--- Stated exercise ---
Leave out the pictures and transcribe the rest of the records exactly.

***** Data shown *****

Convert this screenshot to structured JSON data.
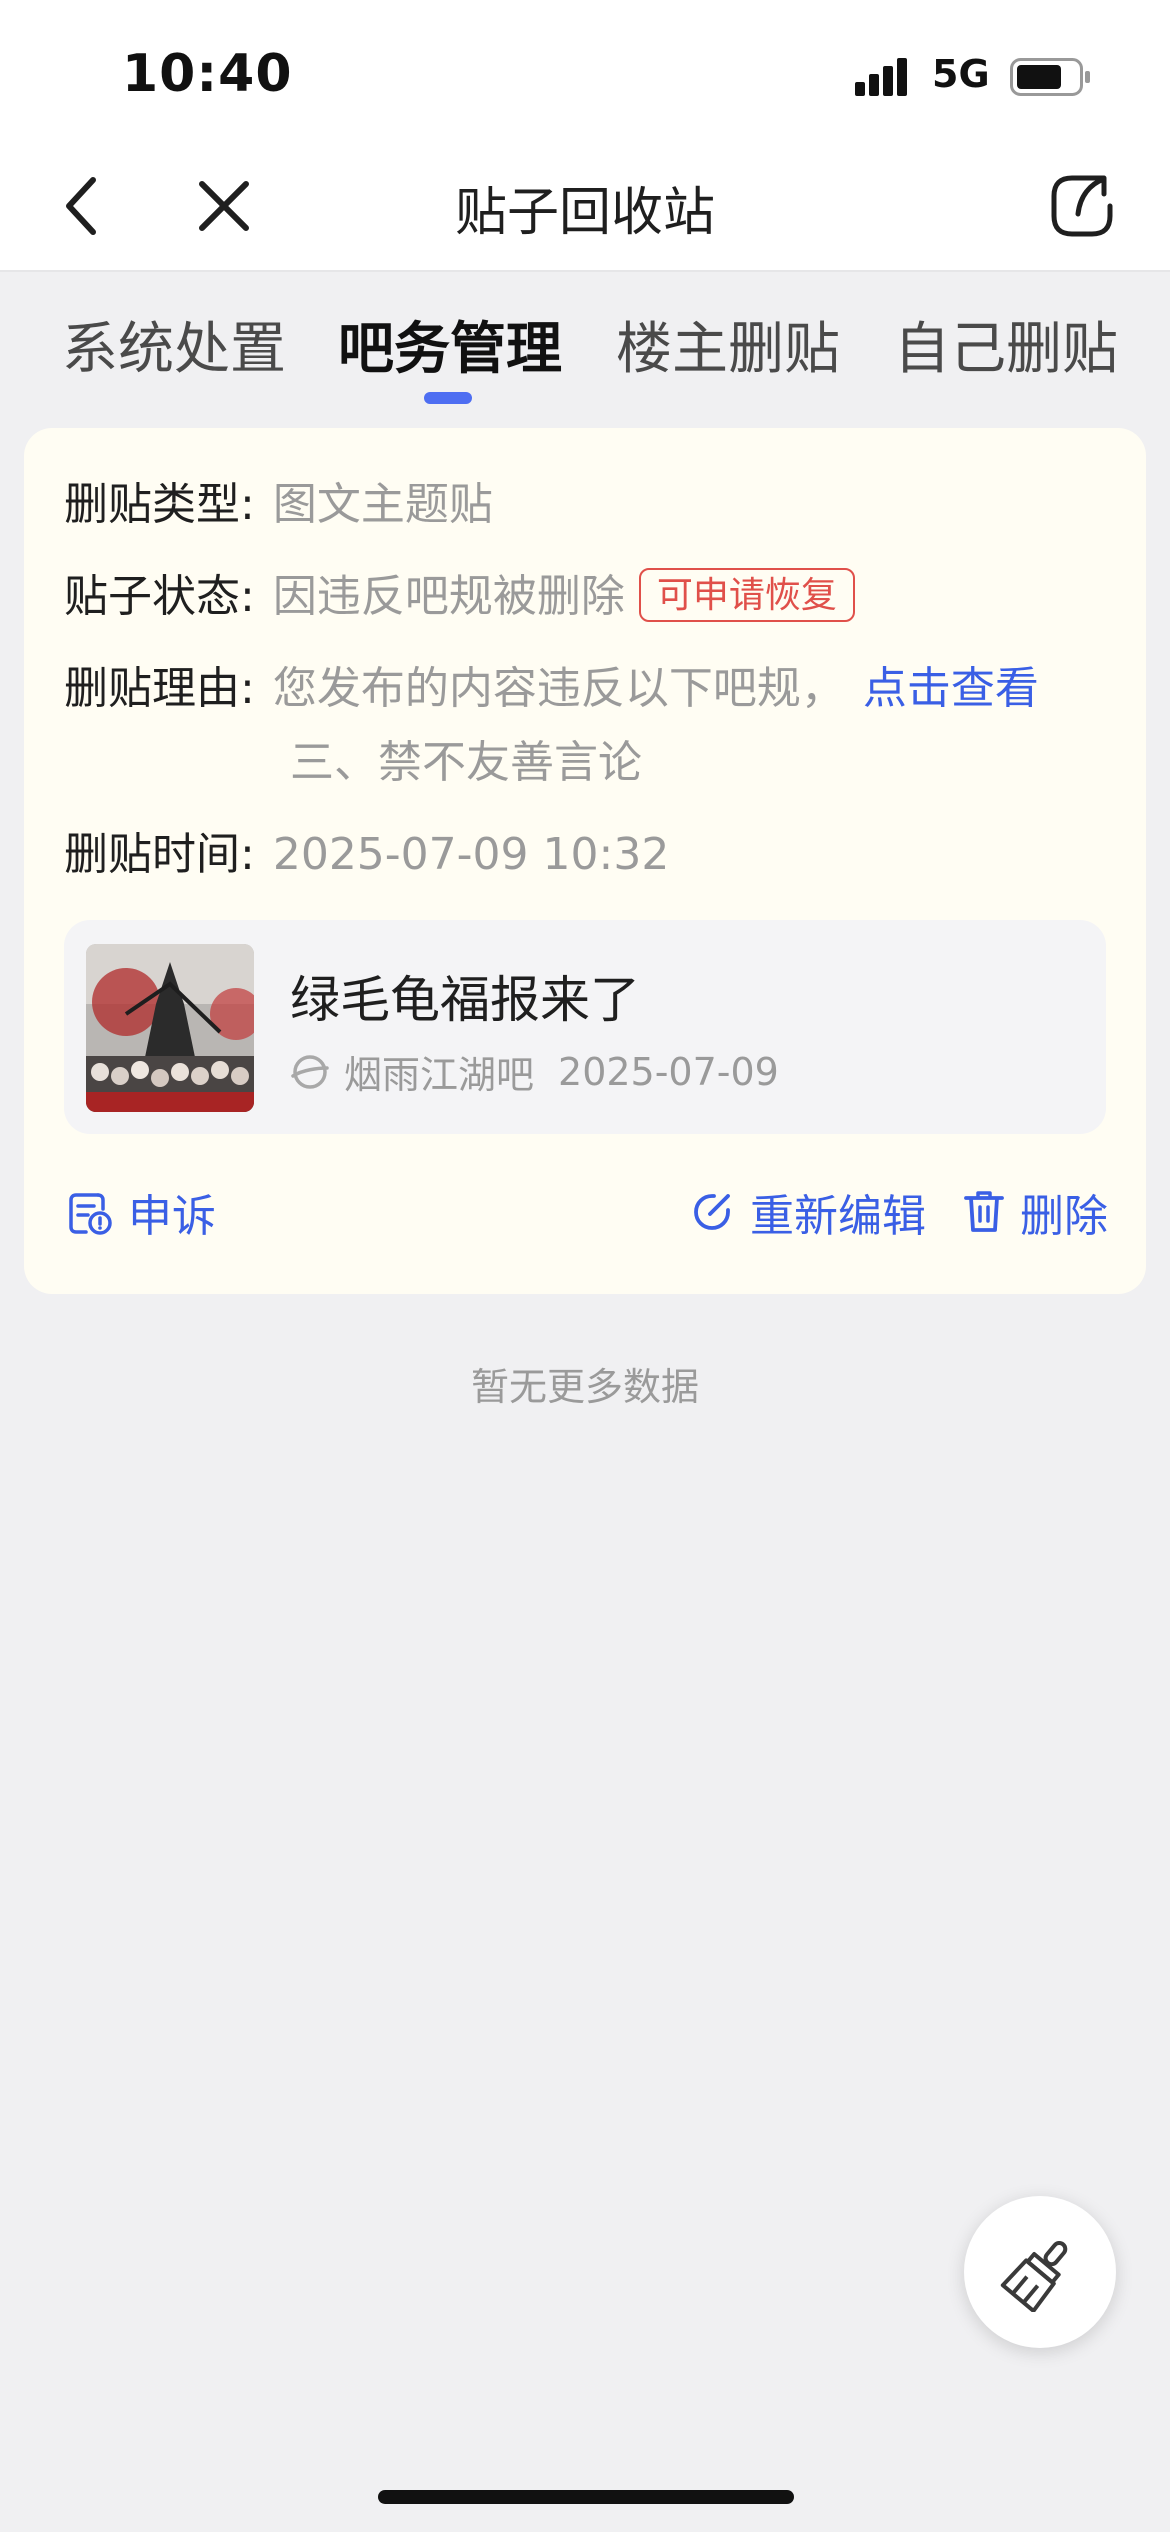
{
  "status_bar": {
    "time": "10:40",
    "network": "5G"
  },
  "nav": {
    "title": "贴子回收站"
  },
  "tabs": [
    {
      "label": "系统处置",
      "active": false
    },
    {
      "label": "吧务管理",
      "active": true
    },
    {
      "label": "楼主删贴",
      "active": false
    },
    {
      "label": "自己删贴",
      "active": false
    }
  ],
  "record": {
    "type_label": "删贴类型:",
    "type_value": "图文主题贴",
    "status_label": "贴子状态:",
    "status_value": "因违反吧规被删除",
    "status_badge": "可申请恢复",
    "reason_label": "删贴理由:",
    "reason_value": "您发布的内容违反以下吧规，",
    "reason_link": "点击查看",
    "reason_detail": "三、禁不友善言论",
    "time_label": "删贴时间:",
    "time_value": "2025-07-09 10:32",
    "post": {
      "title": "绿毛龟福报来了",
      "forum": "烟雨江湖吧",
      "date": "2025-07-09"
    },
    "actions": {
      "appeal": "申诉",
      "reedit": "重新编辑",
      "delete": "删除"
    }
  },
  "footer_text": "暂无更多数据",
  "colors": {
    "accent": "#3a5fe5",
    "badge": "#e0504a",
    "card_bg": "#fffdf3"
  }
}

*****

--- Output ---
Convert this screenshot to structured JSON data.
{
  "status_bar": {
    "time": "10:40",
    "network": "5G"
  },
  "nav": {
    "title": "贴子回收站"
  },
  "tabs": [
    {
      "label": "系统处置",
      "active": false
    },
    {
      "label": "吧务管理",
      "active": true
    },
    {
      "label": "楼主删贴",
      "active": false
    },
    {
      "label": "自己删贴",
      "active": false
    }
  ],
  "record": {
    "type_label": "删贴类型:",
    "type_value": "图文主题贴",
    "status_label": "贴子状态:",
    "status_value": "因违反吧规被删除",
    "status_badge": "可申请恢复",
    "reason_label": "删贴理由:",
    "reason_value": "您发布的内容违反以下吧规，",
    "reason_link": "点击查看",
    "reason_detail": "三、禁不友善言论",
    "time_label": "删贴时间:",
    "time_value": "2025-07-09 10:32",
    "post": {
      "title": "绿毛龟福报来了",
      "forum": "烟雨江湖吧",
      "date": "2025-07-09"
    },
    "actions": {
      "appeal": "申诉",
      "reedit": "重新编辑",
      "delete": "删除"
    }
  },
  "footer_text": "暂无更多数据",
  "colors": {
    "accent": "#3a5fe5",
    "badge": "#e0504a",
    "card_bg": "#fffdf3"
  }
}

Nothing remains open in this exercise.